» EXERCISE DETAILS
Every line of the records below should be restated exactly.

━━━━━━━━━━━━━━━━━━━━

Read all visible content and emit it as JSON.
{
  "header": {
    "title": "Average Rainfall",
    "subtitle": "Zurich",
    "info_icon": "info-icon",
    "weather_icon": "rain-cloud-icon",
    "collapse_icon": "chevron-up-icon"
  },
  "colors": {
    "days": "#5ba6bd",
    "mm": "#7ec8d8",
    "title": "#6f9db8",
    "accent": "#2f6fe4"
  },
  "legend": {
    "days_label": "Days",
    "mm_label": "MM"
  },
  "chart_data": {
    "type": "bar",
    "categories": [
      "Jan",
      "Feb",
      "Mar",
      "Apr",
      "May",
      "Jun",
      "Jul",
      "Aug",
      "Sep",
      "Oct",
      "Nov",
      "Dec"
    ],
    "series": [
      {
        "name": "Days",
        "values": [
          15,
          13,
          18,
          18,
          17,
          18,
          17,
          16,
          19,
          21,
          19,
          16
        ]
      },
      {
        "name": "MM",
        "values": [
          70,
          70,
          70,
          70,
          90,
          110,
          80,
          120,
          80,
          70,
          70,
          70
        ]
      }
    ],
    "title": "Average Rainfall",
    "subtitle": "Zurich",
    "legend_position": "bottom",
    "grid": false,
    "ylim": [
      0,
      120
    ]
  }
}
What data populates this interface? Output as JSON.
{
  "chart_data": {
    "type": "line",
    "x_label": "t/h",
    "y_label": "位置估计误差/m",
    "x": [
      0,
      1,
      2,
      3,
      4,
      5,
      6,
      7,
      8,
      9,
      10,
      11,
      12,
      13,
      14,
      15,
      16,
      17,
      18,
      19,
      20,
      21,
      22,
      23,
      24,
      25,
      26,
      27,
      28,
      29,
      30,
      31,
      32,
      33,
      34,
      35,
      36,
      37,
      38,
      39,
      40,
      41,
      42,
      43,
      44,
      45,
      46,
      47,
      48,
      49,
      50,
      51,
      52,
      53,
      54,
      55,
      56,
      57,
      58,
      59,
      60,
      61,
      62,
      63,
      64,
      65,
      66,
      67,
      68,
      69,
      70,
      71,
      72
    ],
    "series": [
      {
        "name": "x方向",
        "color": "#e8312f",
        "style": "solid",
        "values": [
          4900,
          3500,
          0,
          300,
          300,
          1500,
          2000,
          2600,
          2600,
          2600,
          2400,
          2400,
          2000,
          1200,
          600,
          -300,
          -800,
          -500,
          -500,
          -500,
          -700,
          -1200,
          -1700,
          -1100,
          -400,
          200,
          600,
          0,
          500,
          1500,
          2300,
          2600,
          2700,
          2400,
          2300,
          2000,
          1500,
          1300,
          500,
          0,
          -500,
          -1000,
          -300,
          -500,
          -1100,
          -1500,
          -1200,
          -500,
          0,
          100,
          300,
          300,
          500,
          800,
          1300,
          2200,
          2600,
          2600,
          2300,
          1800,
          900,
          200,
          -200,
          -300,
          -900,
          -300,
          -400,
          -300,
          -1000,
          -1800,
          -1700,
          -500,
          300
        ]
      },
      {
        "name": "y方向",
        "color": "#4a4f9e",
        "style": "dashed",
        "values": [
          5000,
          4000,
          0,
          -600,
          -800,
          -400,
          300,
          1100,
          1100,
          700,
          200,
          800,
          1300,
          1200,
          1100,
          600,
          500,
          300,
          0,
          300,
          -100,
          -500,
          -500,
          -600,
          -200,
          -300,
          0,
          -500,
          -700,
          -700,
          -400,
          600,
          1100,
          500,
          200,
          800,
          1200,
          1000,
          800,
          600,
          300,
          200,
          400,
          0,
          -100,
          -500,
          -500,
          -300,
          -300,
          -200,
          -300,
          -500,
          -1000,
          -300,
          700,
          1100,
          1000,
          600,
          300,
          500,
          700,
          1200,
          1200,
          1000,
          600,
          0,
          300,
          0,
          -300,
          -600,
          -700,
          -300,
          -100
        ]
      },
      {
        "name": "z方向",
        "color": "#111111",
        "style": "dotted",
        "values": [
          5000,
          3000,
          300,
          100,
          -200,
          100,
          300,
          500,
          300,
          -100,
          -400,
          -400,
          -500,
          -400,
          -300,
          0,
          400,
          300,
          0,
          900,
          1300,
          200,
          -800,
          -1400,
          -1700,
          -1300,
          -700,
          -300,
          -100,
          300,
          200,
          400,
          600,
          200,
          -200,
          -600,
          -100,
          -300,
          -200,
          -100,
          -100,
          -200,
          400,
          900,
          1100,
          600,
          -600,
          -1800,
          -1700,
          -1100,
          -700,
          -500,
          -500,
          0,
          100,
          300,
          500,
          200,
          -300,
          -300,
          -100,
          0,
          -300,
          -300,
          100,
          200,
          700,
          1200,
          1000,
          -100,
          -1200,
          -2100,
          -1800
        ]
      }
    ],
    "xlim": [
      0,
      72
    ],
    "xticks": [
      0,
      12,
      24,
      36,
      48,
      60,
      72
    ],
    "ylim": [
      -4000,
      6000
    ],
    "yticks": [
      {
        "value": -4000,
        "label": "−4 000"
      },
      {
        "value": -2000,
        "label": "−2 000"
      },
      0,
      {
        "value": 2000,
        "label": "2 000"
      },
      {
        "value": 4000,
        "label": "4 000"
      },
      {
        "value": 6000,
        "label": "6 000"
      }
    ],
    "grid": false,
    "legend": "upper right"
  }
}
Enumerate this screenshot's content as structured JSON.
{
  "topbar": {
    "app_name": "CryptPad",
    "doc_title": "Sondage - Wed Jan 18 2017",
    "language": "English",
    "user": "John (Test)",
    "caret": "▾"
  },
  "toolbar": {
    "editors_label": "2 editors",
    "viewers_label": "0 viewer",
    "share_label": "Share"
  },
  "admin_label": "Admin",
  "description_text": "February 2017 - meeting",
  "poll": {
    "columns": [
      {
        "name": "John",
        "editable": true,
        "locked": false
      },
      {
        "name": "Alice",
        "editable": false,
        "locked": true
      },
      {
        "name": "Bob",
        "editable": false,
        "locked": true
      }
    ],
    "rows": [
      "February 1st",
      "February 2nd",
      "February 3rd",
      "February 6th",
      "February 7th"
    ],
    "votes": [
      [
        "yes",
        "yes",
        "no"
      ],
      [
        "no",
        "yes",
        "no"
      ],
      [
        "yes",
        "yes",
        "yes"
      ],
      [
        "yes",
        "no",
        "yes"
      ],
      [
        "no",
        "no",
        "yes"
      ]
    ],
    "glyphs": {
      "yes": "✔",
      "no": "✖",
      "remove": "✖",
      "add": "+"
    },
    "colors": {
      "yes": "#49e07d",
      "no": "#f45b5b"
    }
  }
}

━━━━━━━━━━━━━━━━━━━━

» THE COMPLETED TASK
Read all visible content and emit it as JSON.
{
  "header": {
    "title": "Average Rainfall",
    "subtitle": "Zurich",
    "info_icon": "info-icon",
    "weather_icon": "rain-cloud-icon",
    "collapse_icon": "chevron-up-icon"
  },
  "colors": {
    "days": "#5ba6bd",
    "mm": "#7ec8d8",
    "title": "#6f9db8",
    "accent": "#2f6fe4"
  },
  "legend": {
    "days_label": "Days",
    "mm_label": "MM"
  },
  "chart_data": {
    "type": "bar",
    "categories": [
      "Jan",
      "Feb",
      "Mar",
      "Apr",
      "May",
      "Jun",
      "Jul",
      "Aug",
      "Sep",
      "Oct",
      "Nov",
      "Dec"
    ],
    "series": [
      {
        "name": "Days",
        "values": [
          15,
          13,
          18,
          18,
          17,
          18,
          17,
          16,
          19,
          21,
          19,
          16
        ]
      },
      {
        "name": "MM",
        "values": [
          70,
          70,
          70,
          70,
          90,
          110,
          80,
          120,
          80,
          70,
          70,
          70
        ]
      }
    ],
    "title": "Average Rainfall",
    "subtitle": "Zurich",
    "legend_position": "bottom",
    "grid": false,
    "ylim": [
      0,
      120
    ]
  }
}
What data populates this interface? Output as JSON.
{
  "chart_data": {
    "type": "line",
    "x_label": "t/h",
    "y_label": "位置估计误差/m",
    "x": [
      0,
      1,
      2,
      3,
      4,
      5,
      6,
      7,
      8,
      9,
      10,
      11,
      12,
      13,
      14,
      15,
      16,
      17,
      18,
      19,
      20,
      21,
      22,
      23,
      24,
      25,
      26,
      27,
      28,
      29,
      30,
      31,
      32,
      33,
      34,
      35,
      36,
      37,
      38,
      39,
      40,
      41,
      42,
      43,
      44,
      45,
      46,
      47,
      48,
      49,
      50,
      51,
      52,
      53,
      54,
      55,
      56,
      57,
      58,
      59,
      60,
      61,
      62,
      63,
      64,
      65,
      66,
      67,
      68,
      69,
      70,
      71,
      72
    ],
    "series": [
      {
        "name": "x方向",
        "color": "#e8312f",
        "style": "solid",
        "values": [
          4900,
          3500,
          0,
          300,
          300,
          1500,
          2000,
          2600,
          2600,
          2600,
          2400,
          2400,
          2000,
          1200,
          600,
          -300,
          -800,
          -500,
          -500,
          -500,
          -700,
          -1200,
          -1700,
          -1100,
          -400,
          200,
          600,
          0,
          500,
          1500,
          2300,
          2600,
          2700,
          2400,
          2300,
          2000,
          1500,
          1300,
          500,
          0,
          -500,
          -1000,
          -300,
          -500,
          -1100,
          -1500,
          -1200,
          -500,
          0,
          100,
          300,
          300,
          500,
          800,
          1300,
          2200,
          2600,
          2600,
          2300,
          1800,
          900,
          200,
          -200,
          -300,
          -900,
          -300,
          -400,
          -300,
          -1000,
          -1800,
          -1700,
          -500,
          300
        ]
      },
      {
        "name": "y方向",
        "color": "#4a4f9e",
        "style": "dashed",
        "values": [
          5000,
          4000,
          0,
          -600,
          -800,
          -400,
          300,
          1100,
          1100,
          700,
          200,
          800,
          1300,
          1200,
          1100,
          600,
          500,
          300,
          0,
          300,
          -100,
          -500,
          -500,
          -600,
          -200,
          -300,
          0,
          -500,
          -700,
          -700,
          -400,
          600,
          1100,
          500,
          200,
          800,
          1200,
          1000,
          800,
          600,
          300,
          200,
          400,
          0,
          -100,
          -500,
          -500,
          -300,
          -300,
          -200,
          -300,
          -500,
          -1000,
          -300,
          700,
          1100,
          1000,
          600,
          300,
          500,
          700,
          1200,
          1200,
          1000,
          600,
          0,
          300,
          0,
          -300,
          -600,
          -700,
          -300,
          -100
        ]
      },
      {
        "name": "z方向",
        "color": "#111111",
        "style": "dotted",
        "values": [
          5000,
          3000,
          300,
          100,
          -200,
          100,
          300,
          500,
          300,
          -100,
          -400,
          -400,
          -500,
          -400,
          -300,
          0,
          400,
          300,
          0,
          900,
          1300,
          200,
          -800,
          -1400,
          -1700,
          -1300,
          -700,
          -300,
          -100,
          300,
          200,
          400,
          600,
          200,
          -200,
          -600,
          -100,
          -300,
          -200,
          -100,
          -100,
          -200,
          400,
          900,
          1100,
          600,
          -600,
          -1800,
          -1700,
          -1100,
          -700,
          -500,
          -500,
          0,
          100,
          300,
          500,
          200,
          -300,
          -300,
          -100,
          0,
          -300,
          -300,
          100,
          200,
          700,
          1200,
          1000,
          -100,
          -1200,
          -2100,
          -1800
        ]
      }
    ],
    "xlim": [
      0,
      72
    ],
    "xticks": [
      0,
      12,
      24,
      36,
      48,
      60,
      72
    ],
    "ylim": [
      -4000,
      6000
    ],
    "yticks": [
      {
        "value": -4000,
        "label": "−4 000"
      },
      {
        "value": -2000,
        "label": "−2 000"
      },
      0,
      {
        "value": 2000,
        "label": "2 000"
      },
      {
        "value": 4000,
        "label": "4 000"
      },
      {
        "value": 6000,
        "label": "6 000"
      }
    ],
    "grid": false,
    "legend": "upper right"
  }
}
Enumerate this screenshot's content as structured JSON.
{
  "topbar": {
    "app_name": "CryptPad",
    "doc_title": "Sondage - Wed Jan 18 2017",
    "language": "English",
    "user": "John (Test)",
    "caret": "▾"
  },
  "toolbar": {
    "editors_label": "2 editors",
    "viewers_label": "0 viewer",
    "share_label": "Share"
  },
  "admin_label": "Admin",
  "description_text": "February 2017 - meeting",
  "poll": {
    "columns": [
      {
        "name": "John",
        "editable": true,
        "locked": false
      },
      {
        "name": "Alice",
        "editable": false,
        "locked": true
      },
      {
        "name": "Bob",
        "editable": false,
        "locked": true
      }
    ],
    "rows": [
      "February 1st",
      "February 2nd",
      "February 3rd",
      "February 6th",
      "February 7th"
    ],
    "votes": [
      [
        "yes",
        "yes",
        "no"
      ],
      [
        "no",
        "yes",
        "no"
      ],
      [
        "yes",
        "yes",
        "yes"
      ],
      [
        "yes",
        "no",
        "yes"
      ],
      [
        "no",
        "no",
        "yes"
      ]
    ],
    "glyphs": {
      "yes": "✔",
      "no": "✖",
      "remove": "✖",
      "add": "+"
    },
    "colors": {
      "yes": "#49e07d",
      "no": "#f45b5b"
    }
  }
}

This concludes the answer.